**Stated problem**:
Word for word, transcribe the lines below and drop the pictures.

**Recorded data**:
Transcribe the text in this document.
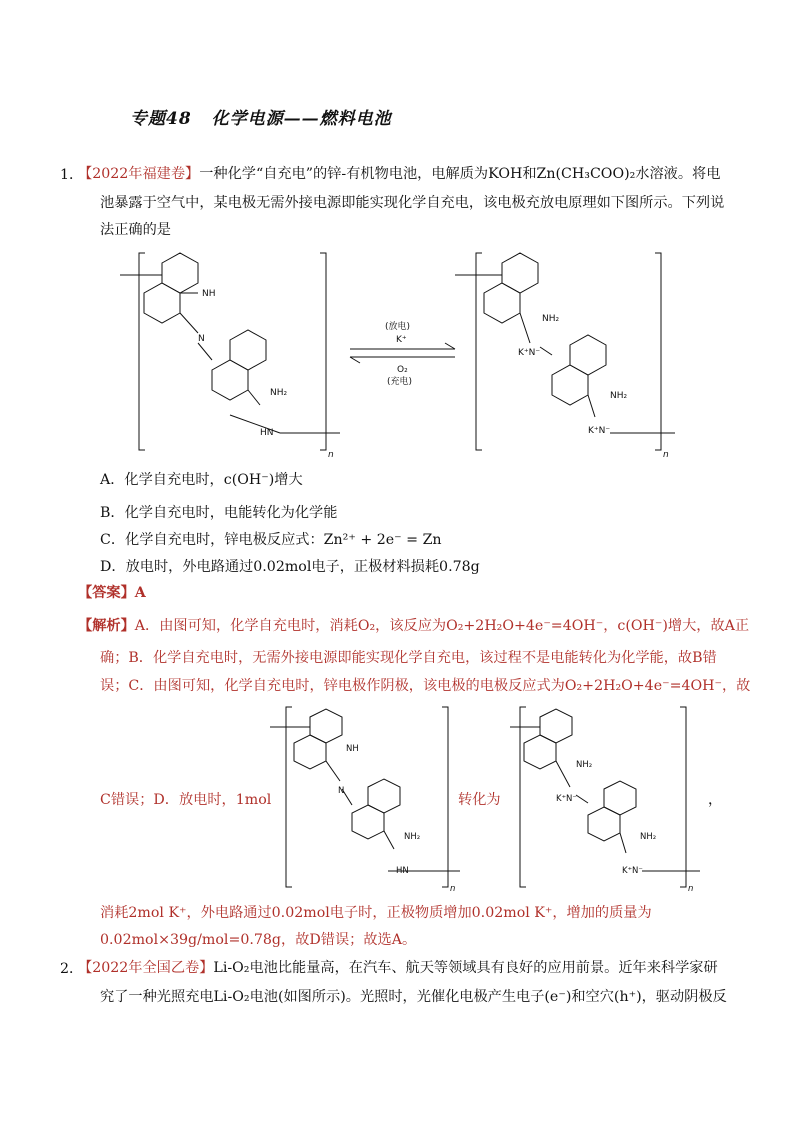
专题48 化学电源——燃料电池
1．
【2022年福建卷】一种化学“自充电”的锌-有机物电池，电解质为KOH和Zn(CH₃COO)₂水溶液。将电
池暴露于空气中，某电极无需外接电源即能实现化学自充电，该电极充放电原理如下图所示。下列说
法正确的是
NH
N
NH₂
HN
n
(放电)
K⁺
O₂
(充电)
NH₂
K⁺N⁻
NH₂
K⁺N⁻
n
A．化学自充电时，c(OH⁻)增大
B．化学自充电时，电能转化为化学能
C．化学自充电时，锌电极反应式：Zn²⁺ + 2e⁻ = Zn
D．放电时，外电路通过0.02mol电子，正极材料损耗0.78g
【答案】A
【解析】A．由图可知，化学自充电时，消耗O₂，该反应为O₂+2H₂O+4e⁻=4OH⁻，c(OH⁻)增大，故A正
确；B．化学自充电时，无需外接电源即能实现化学自充电，该过程不是电能转化为化学能，故B错
误；C．由图可知，化学自充电时，锌电极作阴极，该电极的电极反应式为O₂+2H₂O+4e⁻=4OH⁻，故
C错误；D．放电时，1mol	转化为	，
NH
N
NH₂
HN
n
NH₂
K⁺N⁻
NH₂
K⁺N⁻
n
消耗2mol K⁺，外电路通过0.02mol电子时，正极物质增加0.02mol K⁺，增加的质量为
0.02mol×39g/mol=0.78g，故D错误；故选A。
2．
【2022年全国乙卷】Li-O₂电池比能量高，在汽车、航天等领域具有良好的应用前景。近年来科学家研
究了一种光照充电Li-O₂电池(如图所示)。光照时，光催化电极产生电子(e⁻)和空穴(h⁺)，驱动阴极反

**Complete answer**:
Transcribe the text in this document.
专题48 化学电源——燃料电池
1．
【2022年福建卷】一种化学“自充电”的锌-有机物电池，电解质为KOH和Zn(CH₃COO)₂水溶液。将电
池暴露于空气中，某电极无需外接电源即能实现化学自充电，该电极充放电原理如下图所示。下列说
法正确的是
NH
N
NH₂
HN
n
(放电)
K⁺
O₂
(充电)
NH₂
K⁺N⁻
NH₂
K⁺N⁻
n
A．化学自充电时，c(OH⁻)增大
B．化学自充电时，电能转化为化学能
C．化学自充电时，锌电极反应式：Zn²⁺ + 2e⁻ = Zn
D．放电时，外电路通过0.02mol电子，正极材料损耗0.78g
【答案】A
【解析】A．由图可知，化学自充电时，消耗O₂，该反应为O₂+2H₂O+4e⁻=4OH⁻，c(OH⁻)增大，故A正
确；B．化学自充电时，无需外接电源即能实现化学自充电，该过程不是电能转化为化学能，故B错
误；C．由图可知，化学自充电时，锌电极作阴极，该电极的电极反应式为O₂+2H₂O+4e⁻=4OH⁻，故
C错误；D．放电时，1mol	转化为	，
NH
N
NH₂
HN
n
NH₂
K⁺N⁻
NH₂
K⁺N⁻
n
消耗2mol K⁺，外电路通过0.02mol电子时，正极物质增加0.02mol K⁺，增加的质量为
0.02mol×39g/mol=0.78g，故D错误；故选A。
2．
【2022年全国乙卷】Li-O₂电池比能量高，在汽车、航天等领域具有良好的应用前景。近年来科学家研
究了一种光照充电Li-O₂电池(如图所示)。光照时，光催化电极产生电子(e⁻)和空穴(h⁺)，驱动阴极反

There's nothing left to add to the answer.